(Stored records)
******

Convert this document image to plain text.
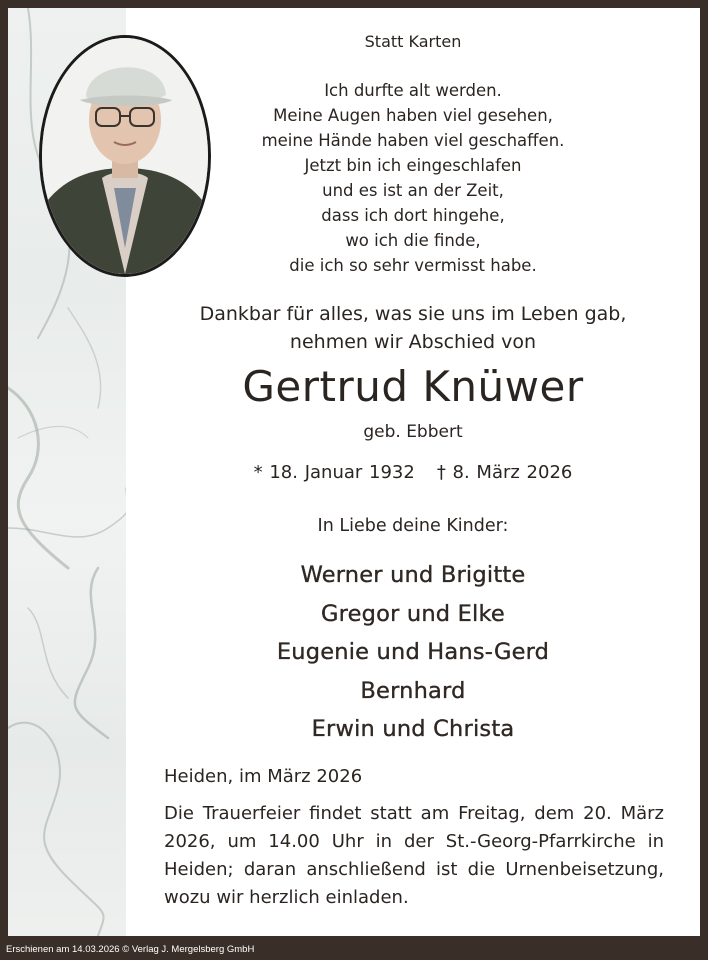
Statt Karten
Ich durfte alt werden.
Meine Augen haben viel gesehen,
meine Hände haben viel geschaffen.
Jetzt bin ich eingeschlafen
und es ist an der Zeit,
dass ich dort hingehe,
wo ich die finde,
die ich so sehr vermisst habe.
Dankbar für alles, was sie uns im Leben gab,
nehmen wir Abschied von
Gertrud Knüwer
geb. Ebbert
* 18. Januar 1932 † 8. März 2026
In Liebe deine Kinder:
Werner und Brigitte
Gregor und Elke
Eugenie und Hans-Gerd
Bernhard
Erwin und Christa
Heiden, im März 2026
Die Trauerfeier findet statt am Freitag, dem 20. März 2026, um 14.00 Uhr in der St.-Georg-Pfarrkirche in Heiden; daran anschließend ist die Urnenbeisetzung, wozu wir herzlich einladen.
Erschienen am 14.03.2026 © Verlag J. Mergelsberg GmbH
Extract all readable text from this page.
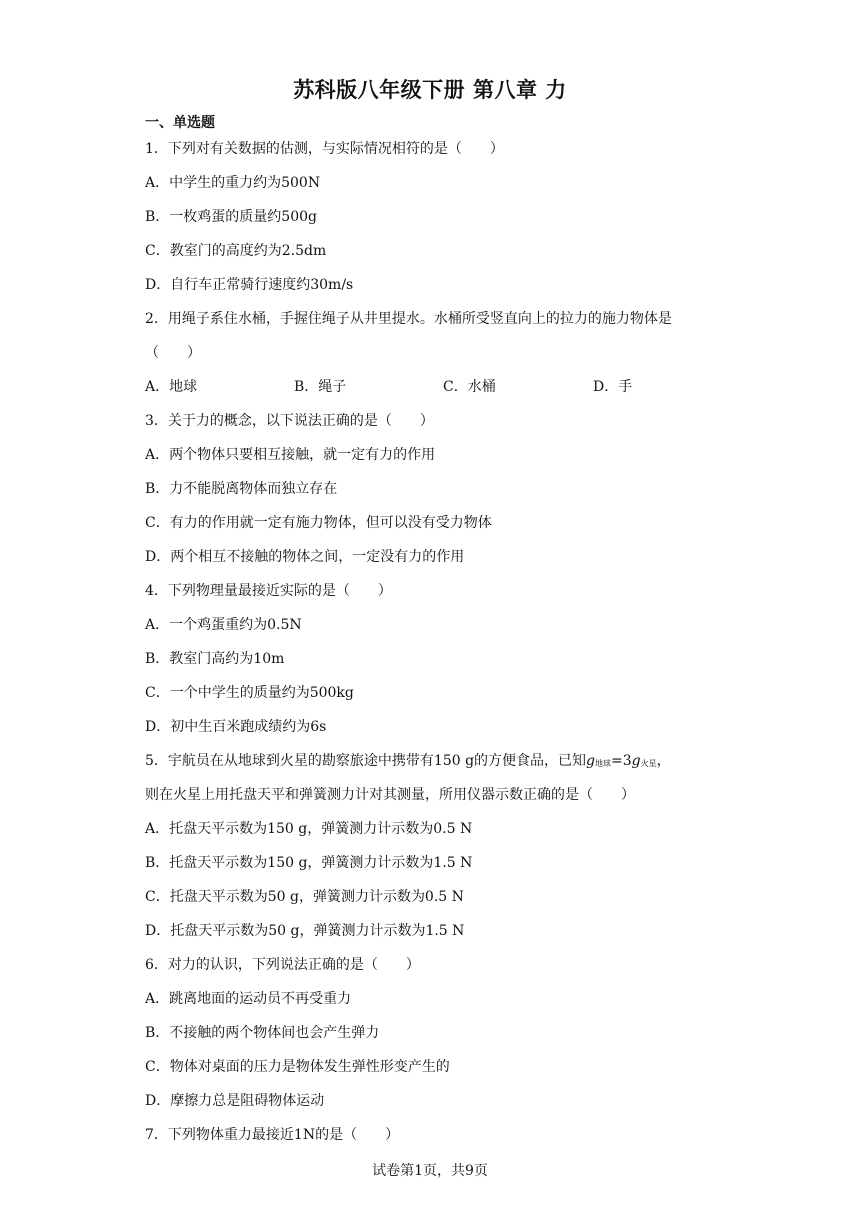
苏科版八年级下册 第八章 力
一、单选题
1．下列对有关数据的估测，与实际情况相符的是（　　）
A．中学生的重力约为500N
B．一枚鸡蛋的质量约500g
C．教室门的高度约为2.5dm
D．自行车正常骑行速度约30m/s
2．用绳子系住水桶，手握住绳子从井里提水。水桶所受竖直向上的拉力的施力物体是
（　　）
A．地球	B．绳子	C．水桶	D．手
3．关于力的概念，以下说法正确的是（　　）
A．两个物体只要相互接触，就一定有力的作用
B．力不能脱离物体而独立存在
C．有力的作用就一定有施力物体，但可以没有受力物体
D．两个相互不接触的物体之间，一定没有力的作用
4．下列物理量最接近实际的是（　　）
A．一个鸡蛋重约为0.5N
B．教室门高约为10m
C．一个中学生的质量约为500kg
D．初中生百米跑成绩约为6s
5．宇航员在从地球到火星的勘察旅途中携带有150 g的方便食品，已知$g_{地球}=3g_{火星}$，
则在火星上用托盘天平和弹簧测力计对其测量，所用仪器示数正确的是（　　）
A．托盘天平示数为150 g，弹簧测力计示数为0.5 N
B．托盘天平示数为150 g，弹簧测力计示数为1.5 N
C．托盘天平示数为50 g，弹簧测力计示数为0.5 N
D．托盘天平示数为50 g，弹簧测力计示数为1.5 N
6．对力的认识，下列说法正确的是（　　）
A．跳离地面的运动员不再受重力
B．不接触的两个物体间也会产生弹力
C．物体对桌面的压力是物体发生弹性形变产生的
D．摩擦力总是阻碍物体运动
7．下列物体重力最接近1N的是（　　）
试卷第1页，共9页
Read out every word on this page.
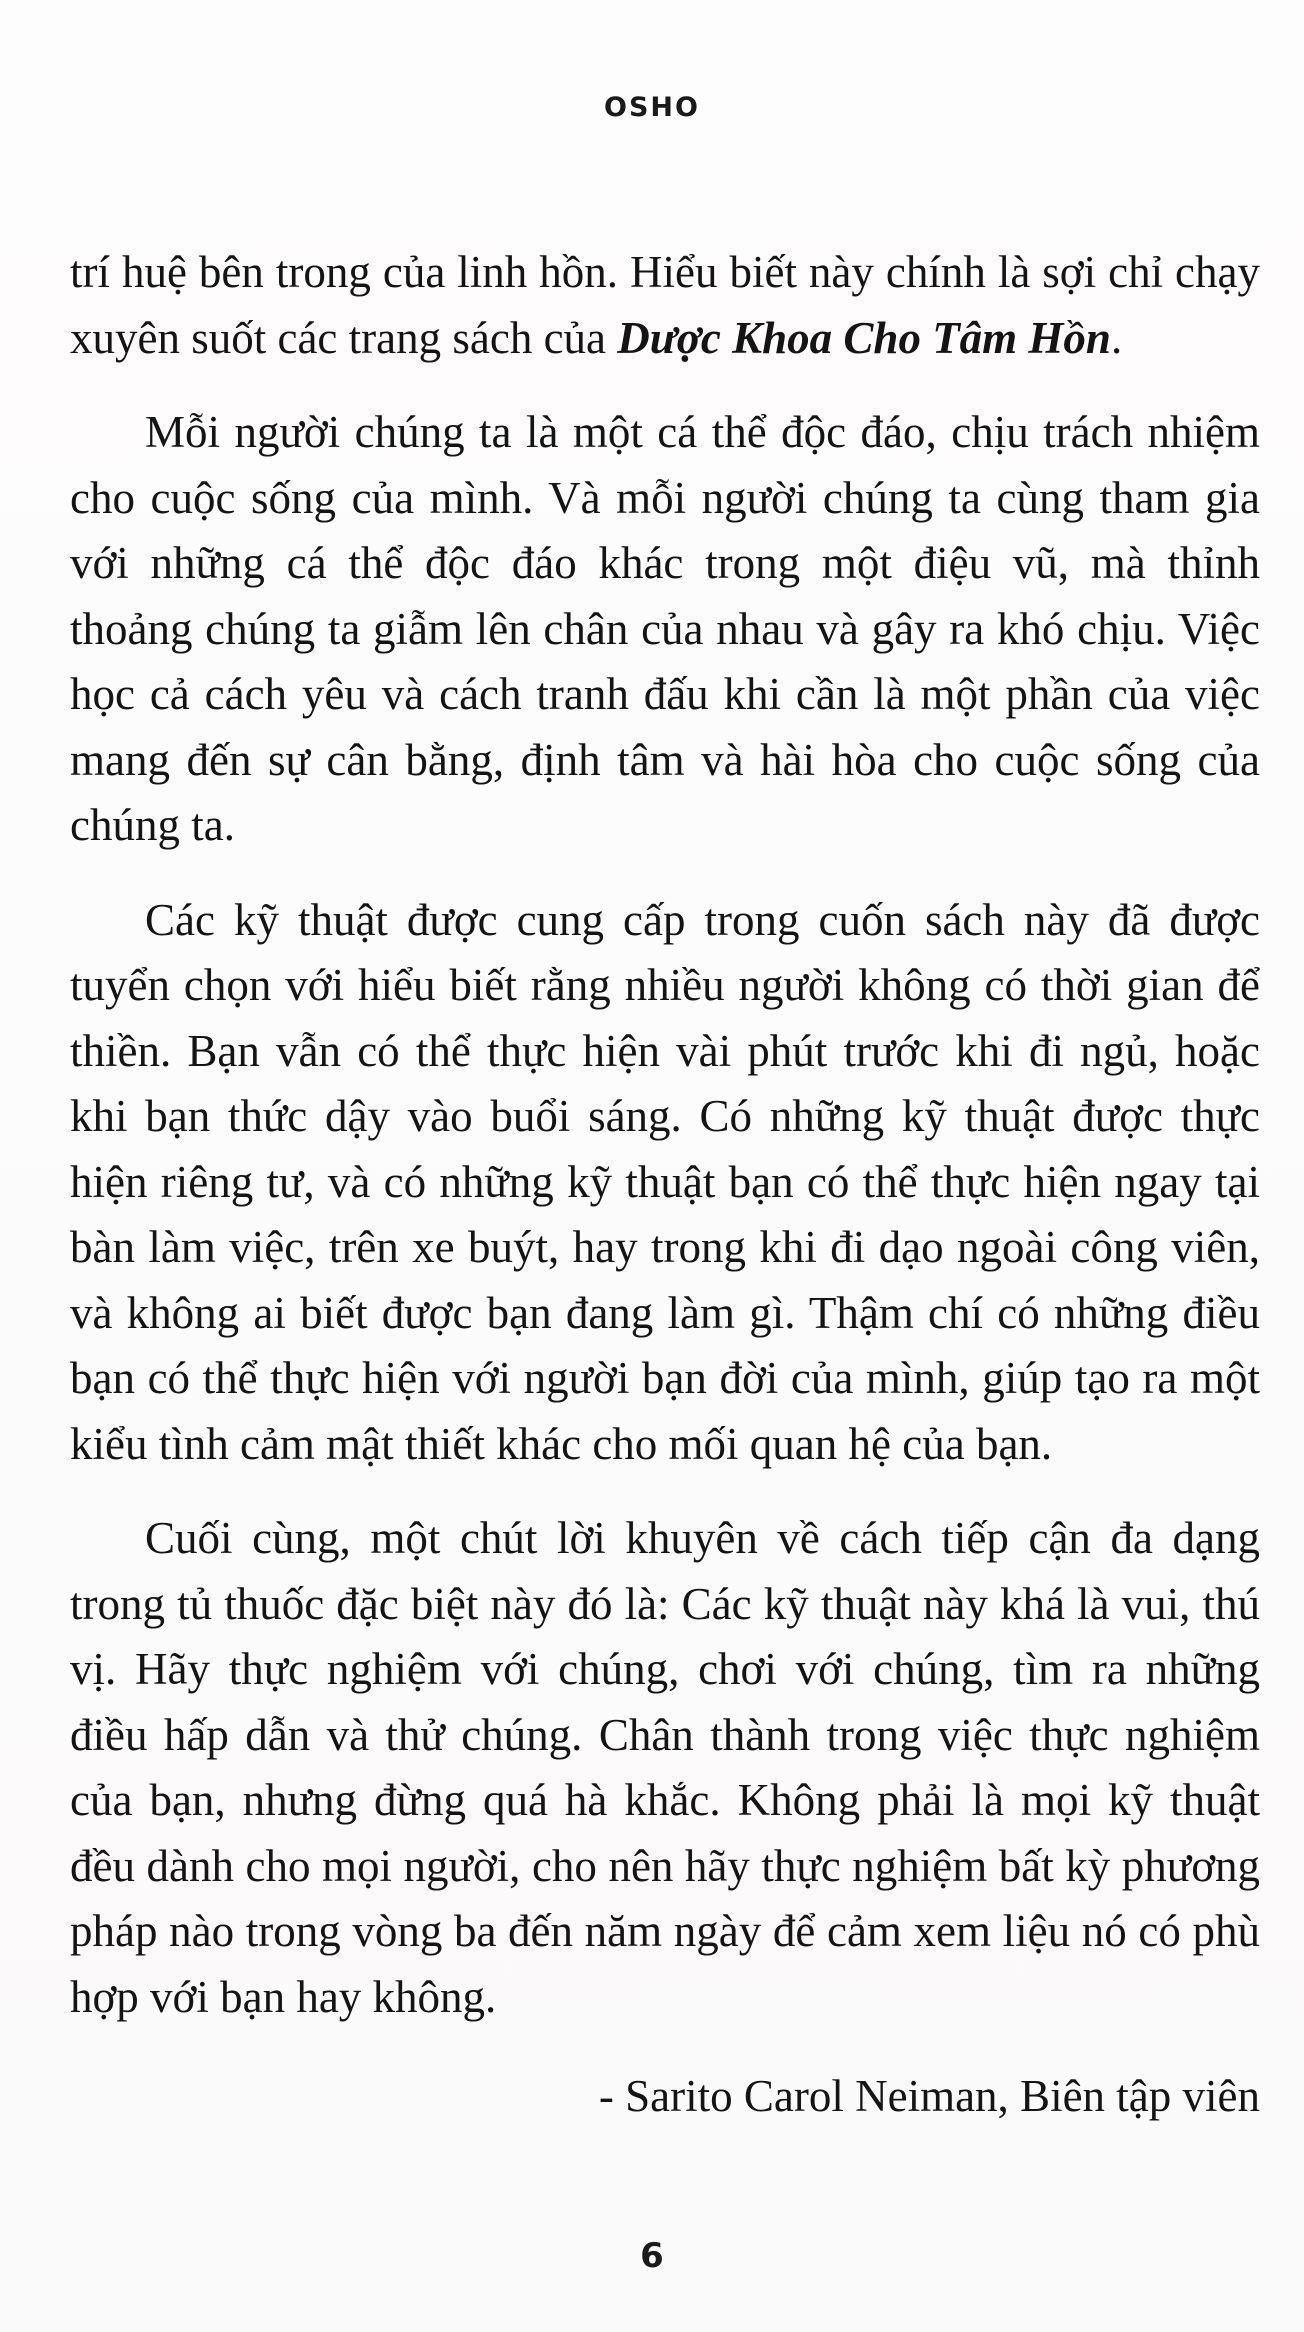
OSHO

trí huệ bên trong của linh hồn. Hiểu biết này chính là sợi chỉ chạy xuyên suốt các trang sách của Dược Khoa Cho Tâm Hồn.

Mỗi người chúng ta là một cá thể độc đáo, chịu trách nhiệm cho cuộc sống của mình. Và mỗi người chúng ta cùng tham gia với những cá thể độc đáo khác trong một điệu vũ, mà thỉnh thoảng chúng ta giẫm lên chân của nhau và gây ra khó chịu. Việc học cả cách yêu và cách tranh đấu khi cần là một phần của việc mang đến sự cân bằng, định tâm và hài hòa cho cuộc sống của chúng ta.

Các kỹ thuật được cung cấp trong cuốn sách này đã được tuyển chọn với hiểu biết rằng nhiều người không có thời gian để thiền. Bạn vẫn có thể thực hiện vài phút trước khi đi ngủ, hoặc khi bạn thức dậy vào buổi sáng. Có những kỹ thuật được thực hiện riêng tư, và có những kỹ thuật bạn có thể thực hiện ngay tại bàn làm việc, trên xe buýt, hay trong khi đi dạo ngoài công viên, và không ai biết được bạn đang làm gì. Thậm chí có những điều bạn có thể thực hiện với người bạn đời của mình, giúp tạo ra một kiểu tình cảm mật thiết khác cho mối quan hệ của bạn.

Cuối cùng, một chút lời khuyên về cách tiếp cận đa dạng trong tủ thuốc đặc biệt này đó là: Các kỹ thuật này khá là vui, thú vị. Hãy thực nghiệm với chúng, chơi với chúng, tìm ra những điều hấp dẫn và thử chúng. Chân thành trong việc thực nghiệm của bạn, nhưng đừng quá hà khắc. Không phải là mọi kỹ thuật đều dành cho mọi người, cho nên hãy thực nghiệm bất kỳ phương pháp nào trong vòng ba đến năm ngày để cảm xem liệu nó có phù hợp với bạn hay không.

- Sarito Carol Neiman, Biên tập viên

6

******

◆ Your task: Copy the material above in full and exactly, skipping pictures.

◆ Output of the task:
Convert this document image to plain text.
Statt Karten
Ich durfte alt werden.
Meine Augen haben viel gesehen,
meine Hände haben viel geschaffen.
Jetzt bin ich eingeschlafen
und es ist an der Zeit,
dass ich dort hingehe,
wo ich die finde,
die ich so sehr vermisst habe.
Dankbar für alles, was sie uns im Leben gab,
nehmen wir Abschied von
Gertrud Knüwer
geb. Ebbert
* 18. Januar 1932 † 8. März 2026
In Liebe deine Kinder:
Werner und Brigitte
Gregor und Elke
Eugenie und Hans-Gerd
Bernhard
Erwin und Christa
Heiden, im März 2026
Die Trauerfeier findet statt am Freitag, dem 20. März 2026, um 14.00 Uhr in der St.-Georg-Pfarrkirche in Heiden; daran anschließend ist die Urnenbeisetzung, wozu wir herzlich einladen.
Erschienen am 14.03.2026 © Verlag J. Mergelsberg GmbH
Extract all readable text from this page.
苏科版八年级下册 第八章 力
一、单选题
1．下列对有关数据的估测，与实际情况相符的是（　　）
A．中学生的重力约为500N
B．一枚鸡蛋的质量约500g
C．教室门的高度约为2.5dm
D．自行车正常骑行速度约30m/s
2．用绳子系住水桶，手握住绳子从井里提水。水桶所受竖直向上的拉力的施力物体是
（　　）
A．地球	B．绳子	C．水桶	D．手
3．关于力的概念，以下说法正确的是（　　）
A．两个物体只要相互接触，就一定有力的作用
B．力不能脱离物体而独立存在
C．有力的作用就一定有施力物体，但可以没有受力物体
D．两个相互不接触的物体之间，一定没有力的作用
4．下列物理量最接近实际的是（　　）
A．一个鸡蛋重约为0.5N
B．教室门高约为10m
C．一个中学生的质量约为500kg
D．初中生百米跑成绩约为6s
5．宇航员在从地球到火星的勘察旅途中携带有150 g的方便食品，已知$g_{地球}=3g_{火星}$，
则在火星上用托盘天平和弹簧测力计对其测量，所用仪器示数正确的是（　　）
A．托盘天平示数为150 g，弹簧测力计示数为0.5 N
B．托盘天平示数为150 g，弹簧测力计示数为1.5 N
C．托盘天平示数为50 g，弹簧测力计示数为0.5 N
D．托盘天平示数为50 g，弹簧测力计示数为1.5 N
6．对力的认识，下列说法正确的是（　　）
A．跳离地面的运动员不再受重力
B．不接触的两个物体间也会产生弹力
C．物体对桌面的压力是物体发生弹性形变产生的
D．摩擦力总是阻碍物体运动
7．下列物体重力最接近1N的是（　　）
试卷第1页，共9页
Read out every word on this page.
OSHO

trí huệ bên trong của linh hồn. Hiểu biết này chính là sợi chỉ chạy xuyên suốt các trang sách của Dược Khoa Cho Tâm Hồn.

Mỗi người chúng ta là một cá thể độc đáo, chịu trách nhiệm cho cuộc sống của mình. Và mỗi người chúng ta cùng tham gia với những cá thể độc đáo khác trong một điệu vũ, mà thỉnh thoảng chúng ta giẫm lên chân của nhau và gây ra khó chịu. Việc học cả cách yêu và cách tranh đấu khi cần là một phần của việc mang đến sự cân bằng, định tâm và hài hòa cho cuộc sống của chúng ta.

Các kỹ thuật được cung cấp trong cuốn sách này đã được tuyển chọn với hiểu biết rằng nhiều người không có thời gian để thiền. Bạn vẫn có thể thực hiện vài phút trước khi đi ngủ, hoặc khi bạn thức dậy vào buổi sáng. Có những kỹ thuật được thực hiện riêng tư, và có những kỹ thuật bạn có thể thực hiện ngay tại bàn làm việc, trên xe buýt, hay trong khi đi dạo ngoài công viên, và không ai biết được bạn đang làm gì. Thậm chí có những điều bạn có thể thực hiện với người bạn đời của mình, giúp tạo ra một kiểu tình cảm mật thiết khác cho mối quan hệ của bạn.

Cuối cùng, một chút lời khuyên về cách tiếp cận đa dạng trong tủ thuốc đặc biệt này đó là: Các kỹ thuật này khá là vui, thú vị. Hãy thực nghiệm với chúng, chơi với chúng, tìm ra những điều hấp dẫn và thử chúng. Chân thành trong việc thực nghiệm của bạn, nhưng đừng quá hà khắc. Không phải là mọi kỹ thuật đều dành cho mọi người, cho nên hãy thực nghiệm bất kỳ phương pháp nào trong vòng ba đến năm ngày để cảm xem liệu nó có phù hợp với bạn hay không.

- Sarito Carol Neiman, Biên tập viên

6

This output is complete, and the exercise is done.